■ **Exercise**:
Once the pictures are set aside, transcribe the remaining data exactly.

■ **Input for this task**:
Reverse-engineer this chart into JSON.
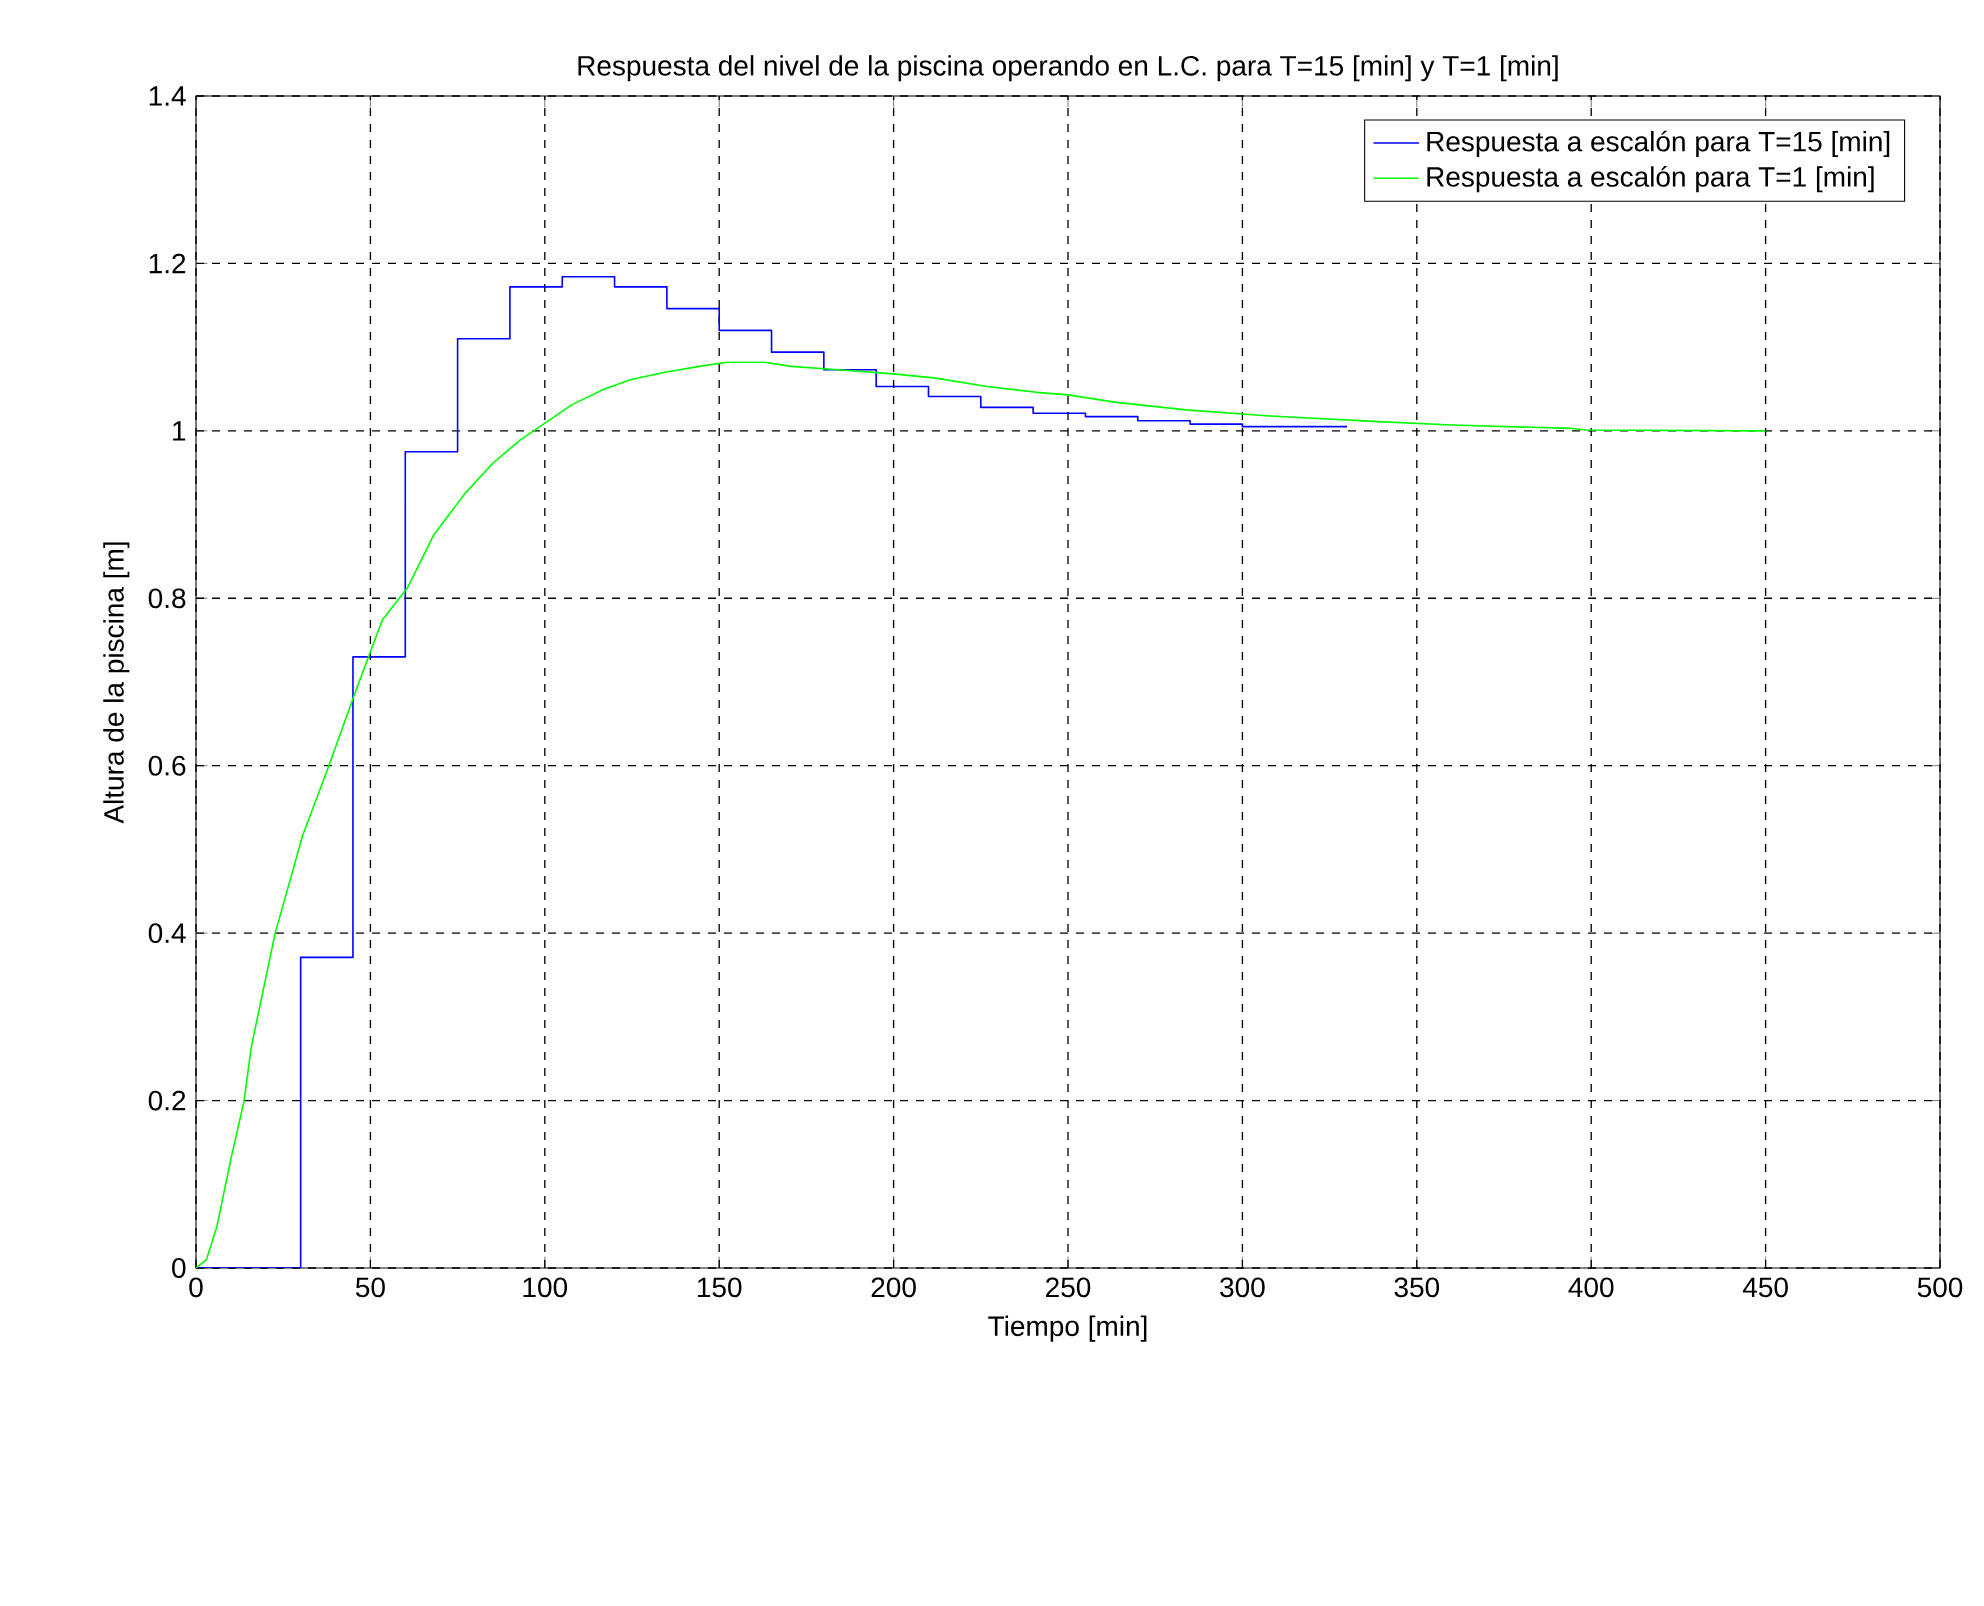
{
  "chart_data": {
    "type": "line",
    "title": "Respuesta del nivel de la piscina operando en L.C. para T=15 [min] y T=1 [min]",
    "xlabel": "Tiempo [min]",
    "ylabel": "Altura de la piscina [m]",
    "xlim": [
      0,
      500
    ],
    "ylim": [
      0,
      1.4
    ],
    "xticks": [
      0,
      50,
      100,
      150,
      200,
      250,
      300,
      350,
      400,
      450,
      500
    ],
    "yticks": [
      0,
      0.2,
      0.4,
      0.6,
      0.8,
      1,
      1.2,
      1.4
    ],
    "grid": true,
    "legend": "top right",
    "marker": "none",
    "line_style": "solid",
    "series": [
      {
        "name": "Respuesta a escalón para T=15 [min]",
        "type": "step",
        "color": "#0000ff",
        "x": [
          0,
          15,
          30,
          45,
          60,
          75,
          90,
          105,
          120,
          135,
          150,
          165,
          180,
          195,
          210,
          225,
          240,
          255,
          270,
          285,
          300,
          315,
          330
        ],
        "values": [
          0,
          0,
          0.371,
          0.73,
          0.975,
          1.11,
          1.172,
          1.184,
          1.172,
          1.146,
          1.12,
          1.094,
          1.073,
          1.053,
          1.041,
          1.028,
          1.021,
          1.017,
          1.012,
          1.008,
          1.005,
          1.005,
          1.005
        ]
      },
      {
        "name": "Respuesta a escalón para T=1 [min]",
        "color": "#00ff00",
        "x": [
          0,
          3,
          6,
          10,
          13.8,
          15.8,
          22.7,
          30.6,
          38.1,
          45.5,
          53.4,
          60.7,
          68.2,
          77.1,
          85,
          92.9,
          96.8,
          107.7,
          116.6,
          124.5,
          134.4,
          144.3,
          152.2,
          163,
          170.7,
          184,
          200,
          212,
          226.8,
          241,
          250,
          263.9,
          283.8,
          306.7,
          339,
          360,
          394,
          398.5,
          450
        ],
        "values": [
          0,
          0.01,
          0.05,
          0.13,
          0.2,
          0.263,
          0.4,
          0.517,
          0.6,
          0.686,
          0.774,
          0.813,
          0.876,
          0.925,
          0.961,
          0.989,
          1.0,
          1.031,
          1.049,
          1.061,
          1.07,
          1.077,
          1.082,
          1.082,
          1.077,
          1.073,
          1.068,
          1.063,
          1.053,
          1.046,
          1.043,
          1.034,
          1.025,
          1.018,
          1.011,
          1.007,
          1.003,
          1.001,
          1.0
        ]
      }
    ]
  }
}
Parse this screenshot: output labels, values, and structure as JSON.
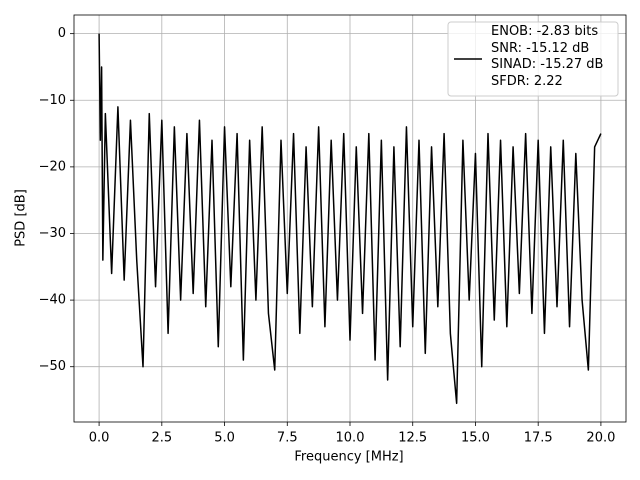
{
  "chart_data": {
    "type": "line",
    "xlabel": "Frequency [MHz]",
    "ylabel": "PSD [dB]",
    "x": [
      0,
      0.05,
      0.1,
      0.15,
      0.25,
      0.5,
      0.75,
      1.0,
      1.25,
      1.5,
      1.75,
      2.0,
      2.25,
      2.5,
      2.75,
      3.0,
      3.25,
      3.5,
      3.75,
      4.0,
      4.25,
      4.5,
      4.75,
      5.0,
      5.25,
      5.5,
      5.75,
      6.0,
      6.25,
      6.5,
      6.75,
      7.0,
      7.25,
      7.5,
      7.75,
      8.0,
      8.25,
      8.5,
      8.75,
      9.0,
      9.25,
      9.5,
      9.75,
      10.0,
      10.25,
      10.5,
      10.75,
      11.0,
      11.25,
      11.5,
      11.75,
      12.0,
      12.25,
      12.5,
      12.75,
      13.0,
      13.25,
      13.5,
      13.75,
      14.0,
      14.25,
      14.5,
      14.75,
      15.0,
      15.25,
      15.5,
      15.75,
      16.0,
      16.25,
      16.5,
      16.75,
      17.0,
      17.25,
      17.5,
      17.75,
      18.0,
      18.25,
      18.5,
      18.75,
      19.0,
      19.25,
      19.5,
      19.75,
      20.0
    ],
    "series": [
      {
        "name": "ENOB: -2.83 bits\nSNR: -15.12 dB\nSINAD: -15.27 dB\nSFDR: 2.22",
        "color": "#000000",
        "values": [
          0,
          -16,
          -5,
          -34,
          -12,
          -36,
          -11,
          -37,
          -13,
          -34,
          -50,
          -12,
          -38,
          -13,
          -45,
          -14,
          -40,
          -15,
          -39,
          -13,
          -41,
          -16,
          -47,
          -14,
          -38,
          -15,
          -49,
          -16,
          -40,
          -14,
          -42,
          -50.5,
          -16,
          -39,
          -15,
          -45,
          -17,
          -41,
          -14,
          -44,
          -16,
          -40,
          -15,
          -46,
          -17,
          -42,
          -15,
          -49,
          -16,
          -52,
          -17,
          -47,
          -14,
          -44,
          -16,
          -48,
          -17,
          -41,
          -15,
          -45,
          -55.5,
          -16,
          -40,
          -18,
          -50,
          -15,
          -43,
          -16,
          -44,
          -17,
          -39,
          -15,
          -42,
          -16,
          -45,
          -17,
          -41,
          -16,
          -44,
          -18,
          -40,
          -50.5,
          -17,
          -15
        ]
      }
    ],
    "xlim": [
      -1,
      21
    ],
    "ylim": [
      -58.3,
      2.8
    ],
    "xticks": [
      {
        "value": 0,
        "label": "0.0"
      },
      2.5,
      {
        "value": 5,
        "label": "5.0"
      },
      7.5,
      {
        "value": 10,
        "label": "10.0"
      },
      12.5,
      {
        "value": 15,
        "label": "15.0"
      },
      17.5,
      {
        "value": 20,
        "label": "20.0"
      }
    ],
    "yticks": [
      {
        "value": -50,
        "label": "−50"
      },
      {
        "value": -40,
        "label": "−40"
      },
      {
        "value": -30,
        "label": "−30"
      },
      {
        "value": -20,
        "label": "−20"
      },
      {
        "value": -10,
        "label": "−10"
      },
      0
    ],
    "grid": true,
    "legend": "upper right"
  }
}
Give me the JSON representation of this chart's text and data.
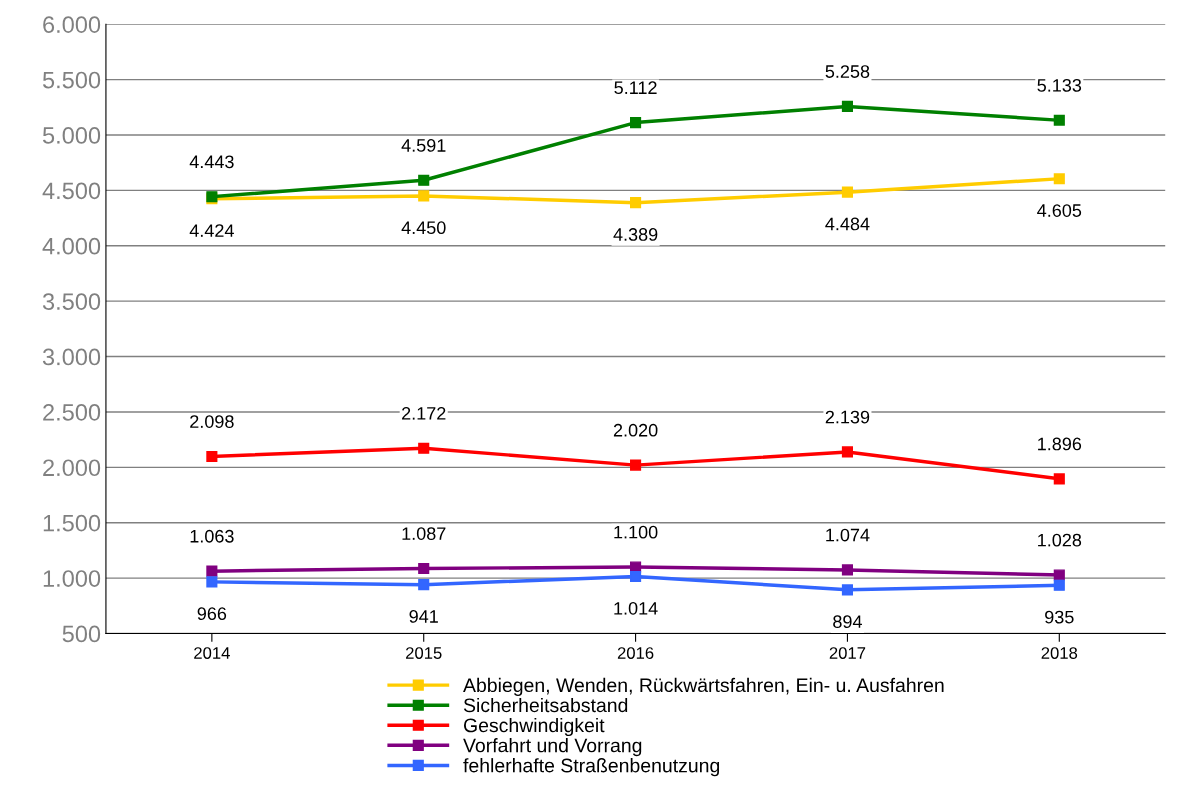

■ **Result of this exercise**:
Reverse-engineer this chart into JSON.
{
  "chart_data": {
    "type": "line",
    "title": "Respuesta del nivel de la piscina operando en L.C. para T=15 [min] y T=1 [min]",
    "xlabel": "Tiempo [min]",
    "ylabel": "Altura de la piscina [m]",
    "xlim": [
      0,
      500
    ],
    "ylim": [
      0,
      1.4
    ],
    "xticks": [
      0,
      50,
      100,
      150,
      200,
      250,
      300,
      350,
      400,
      450,
      500
    ],
    "yticks": [
      0,
      0.2,
      0.4,
      0.6,
      0.8,
      1,
      1.2,
      1.4
    ],
    "grid": true,
    "legend": "top right",
    "marker": "none",
    "line_style": "solid",
    "series": [
      {
        "name": "Respuesta a escalón para T=15 [min]",
        "type": "step",
        "color": "#0000ff",
        "x": [
          0,
          15,
          30,
          45,
          60,
          75,
          90,
          105,
          120,
          135,
          150,
          165,
          180,
          195,
          210,
          225,
          240,
          255,
          270,
          285,
          300,
          315,
          330
        ],
        "values": [
          0,
          0,
          0.371,
          0.73,
          0.975,
          1.11,
          1.172,
          1.184,
          1.172,
          1.146,
          1.12,
          1.094,
          1.073,
          1.053,
          1.041,
          1.028,
          1.021,
          1.017,
          1.012,
          1.008,
          1.005,
          1.005,
          1.005
        ]
      },
      {
        "name": "Respuesta a escalón para T=1 [min]",
        "color": "#00ff00",
        "x": [
          0,
          3,
          6,
          10,
          13.8,
          15.8,
          22.7,
          30.6,
          38.1,
          45.5,
          53.4,
          60.7,
          68.2,
          77.1,
          85,
          92.9,
          96.8,
          107.7,
          116.6,
          124.5,
          134.4,
          144.3,
          152.2,
          163,
          170.7,
          184,
          200,
          212,
          226.8,
          241,
          250,
          263.9,
          283.8,
          306.7,
          339,
          360,
          394,
          398.5,
          450
        ],
        "values": [
          0,
          0.01,
          0.05,
          0.13,
          0.2,
          0.263,
          0.4,
          0.517,
          0.6,
          0.686,
          0.774,
          0.813,
          0.876,
          0.925,
          0.961,
          0.989,
          1.0,
          1.031,
          1.049,
          1.061,
          1.07,
          1.077,
          1.082,
          1.082,
          1.077,
          1.073,
          1.068,
          1.063,
          1.053,
          1.046,
          1.043,
          1.034,
          1.025,
          1.018,
          1.011,
          1.007,
          1.003,
          1.001,
          1.0
        ]
      }
    ]
  }
}
Parse this screenshot: output labels, values, and structure as JSON.
{
  "chart_data": {
    "type": "line",
    "xlabel": "Frequency [MHz]",
    "ylabel": "PSD [dB]",
    "x": [
      0,
      0.05,
      0.1,
      0.15,
      0.25,
      0.5,
      0.75,
      1.0,
      1.25,
      1.5,
      1.75,
      2.0,
      2.25,
      2.5,
      2.75,
      3.0,
      3.25,
      3.5,
      3.75,
      4.0,
      4.25,
      4.5,
      4.75,
      5.0,
      5.25,
      5.5,
      5.75,
      6.0,
      6.25,
      6.5,
      6.75,
      7.0,
      7.25,
      7.5,
      7.75,
      8.0,
      8.25,
      8.5,
      8.75,
      9.0,
      9.25,
      9.5,
      9.75,
      10.0,
      10.25,
      10.5,
      10.75,
      11.0,
      11.25,
      11.5,
      11.75,
      12.0,
      12.25,
      12.5,
      12.75,
      13.0,
      13.25,
      13.5,
      13.75,
      14.0,
      14.25,
      14.5,
      14.75,
      15.0,
      15.25,
      15.5,
      15.75,
      16.0,
      16.25,
      16.5,
      16.75,
      17.0,
      17.25,
      17.5,
      17.75,
      18.0,
      18.25,
      18.5,
      18.75,
      19.0,
      19.25,
      19.5,
      19.75,
      20.0
    ],
    "series": [
      {
        "name": "ENOB: -2.83 bits\nSNR: -15.12 dB\nSINAD: -15.27 dB\nSFDR: 2.22",
        "color": "#000000",
        "values": [
          0,
          -16,
          -5,
          -34,
          -12,
          -36,
          -11,
          -37,
          -13,
          -34,
          -50,
          -12,
          -38,
          -13,
          -45,
          -14,
          -40,
          -15,
          -39,
          -13,
          -41,
          -16,
          -47,
          -14,
          -38,
          -15,
          -49,
          -16,
          -40,
          -14,
          -42,
          -50.5,
          -16,
          -39,
          -15,
          -45,
          -17,
          -41,
          -14,
          -44,
          -16,
          -40,
          -15,
          -46,
          -17,
          -42,
          -15,
          -49,
          -16,
          -52,
          -17,
          -47,
          -14,
          -44,
          -16,
          -48,
          -17,
          -41,
          -15,
          -45,
          -55.5,
          -16,
          -40,
          -18,
          -50,
          -15,
          -43,
          -16,
          -44,
          -17,
          -39,
          -15,
          -42,
          -16,
          -45,
          -17,
          -41,
          -16,
          -44,
          -18,
          -40,
          -50.5,
          -17,
          -15
        ]
      }
    ],
    "xlim": [
      -1,
      21
    ],
    "ylim": [
      -58.3,
      2.8
    ],
    "xticks": [
      {
        "value": 0,
        "label": "0.0"
      },
      2.5,
      {
        "value": 5,
        "label": "5.0"
      },
      7.5,
      {
        "value": 10,
        "label": "10.0"
      },
      12.5,
      {
        "value": 15,
        "label": "15.0"
      },
      17.5,
      {
        "value": 20,
        "label": "20.0"
      }
    ],
    "yticks": [
      {
        "value": -50,
        "label": "−50"
      },
      {
        "value": -40,
        "label": "−40"
      },
      {
        "value": -30,
        "label": "−30"
      },
      {
        "value": -20,
        "label": "−20"
      },
      {
        "value": -10,
        "label": "−10"
      },
      0
    ],
    "grid": true,
    "legend": "upper right"
  }
}
Give me the JSON representation of this chart's text and data.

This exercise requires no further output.